* [WHAT TO WORK ON]
Write every record out again exactly as given.

::: INPUT RECORDS

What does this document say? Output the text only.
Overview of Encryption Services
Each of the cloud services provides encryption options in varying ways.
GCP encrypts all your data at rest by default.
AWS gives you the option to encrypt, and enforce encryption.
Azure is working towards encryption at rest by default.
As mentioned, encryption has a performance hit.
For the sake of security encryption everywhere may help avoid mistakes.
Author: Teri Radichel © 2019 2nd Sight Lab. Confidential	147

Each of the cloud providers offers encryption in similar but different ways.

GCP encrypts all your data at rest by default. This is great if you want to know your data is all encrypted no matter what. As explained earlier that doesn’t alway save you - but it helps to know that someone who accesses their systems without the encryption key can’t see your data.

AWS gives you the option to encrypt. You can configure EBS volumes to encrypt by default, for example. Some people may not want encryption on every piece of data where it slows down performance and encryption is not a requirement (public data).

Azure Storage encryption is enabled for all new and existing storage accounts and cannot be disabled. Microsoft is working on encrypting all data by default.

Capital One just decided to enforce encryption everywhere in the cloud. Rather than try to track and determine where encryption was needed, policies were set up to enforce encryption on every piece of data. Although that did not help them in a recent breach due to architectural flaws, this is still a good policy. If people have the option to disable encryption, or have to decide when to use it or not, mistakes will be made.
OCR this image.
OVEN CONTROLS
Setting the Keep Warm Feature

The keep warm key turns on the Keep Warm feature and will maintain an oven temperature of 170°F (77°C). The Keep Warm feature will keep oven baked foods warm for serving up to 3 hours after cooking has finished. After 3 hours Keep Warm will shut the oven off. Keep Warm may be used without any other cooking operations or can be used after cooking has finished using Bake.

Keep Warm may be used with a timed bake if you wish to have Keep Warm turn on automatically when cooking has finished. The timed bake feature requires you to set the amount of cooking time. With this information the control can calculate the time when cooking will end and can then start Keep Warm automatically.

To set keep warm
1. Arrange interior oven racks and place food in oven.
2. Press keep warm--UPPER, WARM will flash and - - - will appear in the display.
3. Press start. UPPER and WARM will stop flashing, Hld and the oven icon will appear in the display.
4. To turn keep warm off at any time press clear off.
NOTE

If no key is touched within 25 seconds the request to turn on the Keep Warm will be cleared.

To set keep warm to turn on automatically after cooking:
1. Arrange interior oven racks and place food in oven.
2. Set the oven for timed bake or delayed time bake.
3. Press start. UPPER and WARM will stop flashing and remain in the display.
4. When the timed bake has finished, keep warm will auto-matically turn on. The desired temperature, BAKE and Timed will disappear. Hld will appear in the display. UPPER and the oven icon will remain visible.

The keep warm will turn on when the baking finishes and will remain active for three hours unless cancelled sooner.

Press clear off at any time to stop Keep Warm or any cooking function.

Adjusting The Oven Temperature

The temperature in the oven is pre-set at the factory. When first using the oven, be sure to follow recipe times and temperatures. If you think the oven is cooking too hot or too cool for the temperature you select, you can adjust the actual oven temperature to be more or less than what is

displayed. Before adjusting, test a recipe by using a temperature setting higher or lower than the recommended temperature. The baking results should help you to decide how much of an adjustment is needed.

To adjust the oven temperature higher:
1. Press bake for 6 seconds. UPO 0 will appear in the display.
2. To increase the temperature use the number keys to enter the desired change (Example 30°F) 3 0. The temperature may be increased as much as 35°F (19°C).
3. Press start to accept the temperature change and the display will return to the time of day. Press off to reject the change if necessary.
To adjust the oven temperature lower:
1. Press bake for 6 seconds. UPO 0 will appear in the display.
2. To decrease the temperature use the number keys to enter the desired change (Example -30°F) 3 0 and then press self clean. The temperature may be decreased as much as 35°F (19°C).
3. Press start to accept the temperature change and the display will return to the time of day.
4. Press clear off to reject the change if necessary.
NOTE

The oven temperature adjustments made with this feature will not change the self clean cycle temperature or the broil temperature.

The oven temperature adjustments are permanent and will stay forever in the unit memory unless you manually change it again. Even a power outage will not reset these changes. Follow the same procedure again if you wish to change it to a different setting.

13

::::::

* [TASK SOLUTION]
What does this document say? Output the text only.
Overview of Encryption Services
Each of the cloud services provides encryption options in varying ways.
GCP encrypts all your data at rest by default.
AWS gives you the option to encrypt, and enforce encryption.
Azure is working towards encryption at rest by default.
As mentioned, encryption has a performance hit.
For the sake of security encryption everywhere may help avoid mistakes.
Author: Teri Radichel © 2019 2nd Sight Lab. Confidential	147

Each of the cloud providers offers encryption in similar but different ways.

GCP encrypts all your data at rest by default. This is great if you want to know your data is all encrypted no matter what. As explained earlier that doesn’t alway save you - but it helps to know that someone who accesses their systems without the encryption key can’t see your data.

AWS gives you the option to encrypt. You can configure EBS volumes to encrypt by default, for example. Some people may not want encryption on every piece of data where it slows down performance and encryption is not a requirement (public data).

Azure Storage encryption is enabled for all new and existing storage accounts and cannot be disabled. Microsoft is working on encrypting all data by default.

Capital One just decided to enforce encryption everywhere in the cloud. Rather than try to track and determine where encryption was needed, policies were set up to enforce encryption on every piece of data. Although that did not help them in a recent breach due to architectural flaws, this is still a good policy. If people have the option to disable encryption, or have to decide when to use it or not, mistakes will be made.
OCR this image.
OVEN CONTROLS
Setting the Keep Warm Feature

The keep warm key turns on the Keep Warm feature and will maintain an oven temperature of 170°F (77°C). The Keep Warm feature will keep oven baked foods warm for serving up to 3 hours after cooking has finished. After 3 hours Keep Warm will shut the oven off. Keep Warm may be used without any other cooking operations or can be used after cooking has finished using Bake.

Keep Warm may be used with a timed bake if you wish to have Keep Warm turn on automatically when cooking has finished. The timed bake feature requires you to set the amount of cooking time. With this information the control can calculate the time when cooking will end and can then start Keep Warm automatically.

To set keep warm
1. Arrange interior oven racks and place food in oven.
2. Press keep warm--UPPER, WARM will flash and - - - will appear in the display.
3. Press start. UPPER and WARM will stop flashing, Hld and the oven icon will appear in the display.
4. To turn keep warm off at any time press clear off.
NOTE

If no key is touched within 25 seconds the request to turn on the Keep Warm will be cleared.

To set keep warm to turn on automatically after cooking:
1. Arrange interior oven racks and place food in oven.
2. Set the oven for timed bake or delayed time bake.
3. Press start. UPPER and WARM will stop flashing and remain in the display.
4. When the timed bake has finished, keep warm will auto-matically turn on. The desired temperature, BAKE and Timed will disappear. Hld will appear in the display. UPPER and the oven icon will remain visible.

The keep warm will turn on when the baking finishes and will remain active for three hours unless cancelled sooner.

Press clear off at any time to stop Keep Warm or any cooking function.

Adjusting The Oven Temperature

The temperature in the oven is pre-set at the factory. When first using the oven, be sure to follow recipe times and temperatures. If you think the oven is cooking too hot or too cool for the temperature you select, you can adjust the actual oven temperature to be more or less than what is

displayed. Before adjusting, test a recipe by using a temperature setting higher or lower than the recommended temperature. The baking results should help you to decide how much of an adjustment is needed.

To adjust the oven temperature higher:
1. Press bake for 6 seconds. UPO 0 will appear in the display.
2. To increase the temperature use the number keys to enter the desired change (Example 30°F) 3 0. The temperature may be increased as much as 35°F (19°C).
3. Press start to accept the temperature change and the display will return to the time of day. Press off to reject the change if necessary.
To adjust the oven temperature lower:
1. Press bake for 6 seconds. UPO 0 will appear in the display.
2. To decrease the temperature use the number keys to enter the desired change (Example -30°F) 3 0 and then press self clean. The temperature may be decreased as much as 35°F (19°C).
3. Press start to accept the temperature change and the display will return to the time of day.
4. Press clear off to reject the change if necessary.
NOTE

The oven temperature adjustments made with this feature will not change the self clean cycle temperature or the broil temperature.

The oven temperature adjustments are permanent and will stay forever in the unit memory unless you manually change it again. Even a power outage will not reset these changes. Follow the same procedure again if you wish to change it to a different setting.

13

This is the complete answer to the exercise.